Set problem:
Write out the data below in full. Keep it exact.

--- Data records ---

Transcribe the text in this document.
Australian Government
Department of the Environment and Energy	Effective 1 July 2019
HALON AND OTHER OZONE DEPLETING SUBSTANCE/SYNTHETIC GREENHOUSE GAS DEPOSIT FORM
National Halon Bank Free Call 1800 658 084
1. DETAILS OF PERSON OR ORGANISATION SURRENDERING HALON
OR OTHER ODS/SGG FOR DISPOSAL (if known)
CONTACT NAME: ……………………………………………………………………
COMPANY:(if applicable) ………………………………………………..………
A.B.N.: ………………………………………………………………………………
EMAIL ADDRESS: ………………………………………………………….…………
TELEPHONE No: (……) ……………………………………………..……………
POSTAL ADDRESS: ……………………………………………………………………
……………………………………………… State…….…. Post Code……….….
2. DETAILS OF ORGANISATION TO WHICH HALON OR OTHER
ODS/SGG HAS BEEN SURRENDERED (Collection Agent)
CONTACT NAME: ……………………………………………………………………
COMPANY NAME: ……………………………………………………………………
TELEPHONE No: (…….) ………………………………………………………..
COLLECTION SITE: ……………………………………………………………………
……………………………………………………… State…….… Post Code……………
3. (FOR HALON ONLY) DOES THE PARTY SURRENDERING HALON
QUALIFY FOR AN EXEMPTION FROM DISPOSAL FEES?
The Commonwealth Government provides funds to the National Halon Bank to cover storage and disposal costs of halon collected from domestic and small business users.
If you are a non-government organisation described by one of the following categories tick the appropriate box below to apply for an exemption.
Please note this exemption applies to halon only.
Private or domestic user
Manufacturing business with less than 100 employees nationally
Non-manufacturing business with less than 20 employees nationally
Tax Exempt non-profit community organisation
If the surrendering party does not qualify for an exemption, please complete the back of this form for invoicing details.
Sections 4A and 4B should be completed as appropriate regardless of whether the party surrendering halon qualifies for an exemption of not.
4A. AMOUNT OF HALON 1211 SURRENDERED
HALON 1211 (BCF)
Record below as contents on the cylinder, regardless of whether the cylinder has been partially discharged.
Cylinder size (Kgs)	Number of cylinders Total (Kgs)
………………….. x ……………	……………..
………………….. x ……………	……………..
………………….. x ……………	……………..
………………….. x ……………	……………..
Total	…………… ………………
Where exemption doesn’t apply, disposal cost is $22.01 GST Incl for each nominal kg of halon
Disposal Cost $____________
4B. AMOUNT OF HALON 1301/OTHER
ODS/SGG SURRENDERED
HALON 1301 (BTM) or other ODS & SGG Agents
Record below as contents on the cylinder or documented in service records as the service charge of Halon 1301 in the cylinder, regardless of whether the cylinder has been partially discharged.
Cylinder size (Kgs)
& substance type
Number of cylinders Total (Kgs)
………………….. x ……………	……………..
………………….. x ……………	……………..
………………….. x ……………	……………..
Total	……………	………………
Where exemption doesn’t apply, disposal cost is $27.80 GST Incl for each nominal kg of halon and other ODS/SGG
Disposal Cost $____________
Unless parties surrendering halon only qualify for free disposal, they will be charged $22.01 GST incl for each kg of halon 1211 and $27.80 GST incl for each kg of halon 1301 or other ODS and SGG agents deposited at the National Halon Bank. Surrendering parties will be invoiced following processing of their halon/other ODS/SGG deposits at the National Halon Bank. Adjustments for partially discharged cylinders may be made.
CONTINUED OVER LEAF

---

Task response:
Transcribe the text in this document.
Australian Government
Department of the Environment and Energy	Effective 1 July 2019
HALON AND OTHER OZONE DEPLETING SUBSTANCE/SYNTHETIC GREENHOUSE GAS DEPOSIT FORM
National Halon Bank Free Call 1800 658 084
1. DETAILS OF PERSON OR ORGANISATION SURRENDERING HALON
OR OTHER ODS/SGG FOR DISPOSAL (if known)
CONTACT NAME: ……………………………………………………………………
COMPANY:(if applicable) ………………………………………………..………
A.B.N.: ………………………………………………………………………………
EMAIL ADDRESS: ………………………………………………………….…………
TELEPHONE No: (……) ……………………………………………..……………
POSTAL ADDRESS: ……………………………………………………………………
……………………………………………… State…….…. Post Code……….….
2. DETAILS OF ORGANISATION TO WHICH HALON OR OTHER
ODS/SGG HAS BEEN SURRENDERED (Collection Agent)
CONTACT NAME: ……………………………………………………………………
COMPANY NAME: ……………………………………………………………………
TELEPHONE No: (…….) ………………………………………………………..
COLLECTION SITE: ……………………………………………………………………
……………………………………………………… State…….… Post Code……………
3. (FOR HALON ONLY) DOES THE PARTY SURRENDERING HALON
QUALIFY FOR AN EXEMPTION FROM DISPOSAL FEES?
The Commonwealth Government provides funds to the National Halon Bank to cover storage and disposal costs of halon collected from domestic and small business users.
If you are a non-government organisation described by one of the following categories tick the appropriate box below to apply for an exemption.
Please note this exemption applies to halon only.
Private or domestic user
Manufacturing business with less than 100 employees nationally
Non-manufacturing business with less than 20 employees nationally
Tax Exempt non-profit community organisation
If the surrendering party does not qualify for an exemption, please complete the back of this form for invoicing details.
Sections 4A and 4B should be completed as appropriate regardless of whether the party surrendering halon qualifies for an exemption of not.
4A. AMOUNT OF HALON 1211 SURRENDERED
HALON 1211 (BCF)
Record below as contents on the cylinder, regardless of whether the cylinder has been partially discharged.
Cylinder size (Kgs)	Number of cylinders Total (Kgs)
………………….. x ……………	……………..
………………….. x ……………	……………..
………………….. x ……………	……………..
………………….. x ……………	……………..
Total	…………… ………………
Where exemption doesn’t apply, disposal cost is $22.01 GST Incl for each nominal kg of halon
Disposal Cost $____________
4B. AMOUNT OF HALON 1301/OTHER
ODS/SGG SURRENDERED
HALON 1301 (BTM) or other ODS & SGG Agents
Record below as contents on the cylinder or documented in service records as the service charge of Halon 1301 in the cylinder, regardless of whether the cylinder has been partially discharged.
Cylinder size (Kgs)
& substance type
Number of cylinders Total (Kgs)
………………….. x ……………	……………..
………………….. x ……………	……………..
………………….. x ……………	……………..
Total	……………	………………
Where exemption doesn’t apply, disposal cost is $27.80 GST Incl for each nominal kg of halon and other ODS/SGG
Disposal Cost $____________
Unless parties surrendering halon only qualify for free disposal, they will be charged $22.01 GST incl for each kg of halon 1211 and $27.80 GST incl for each kg of halon 1301 or other ODS and SGG agents deposited at the National Halon Bank. Surrendering parties will be invoiced following processing of their halon/other ODS/SGG deposits at the National Halon Bank. Adjustments for partially discharged cylinders may be made.
CONTINUED OVER LEAF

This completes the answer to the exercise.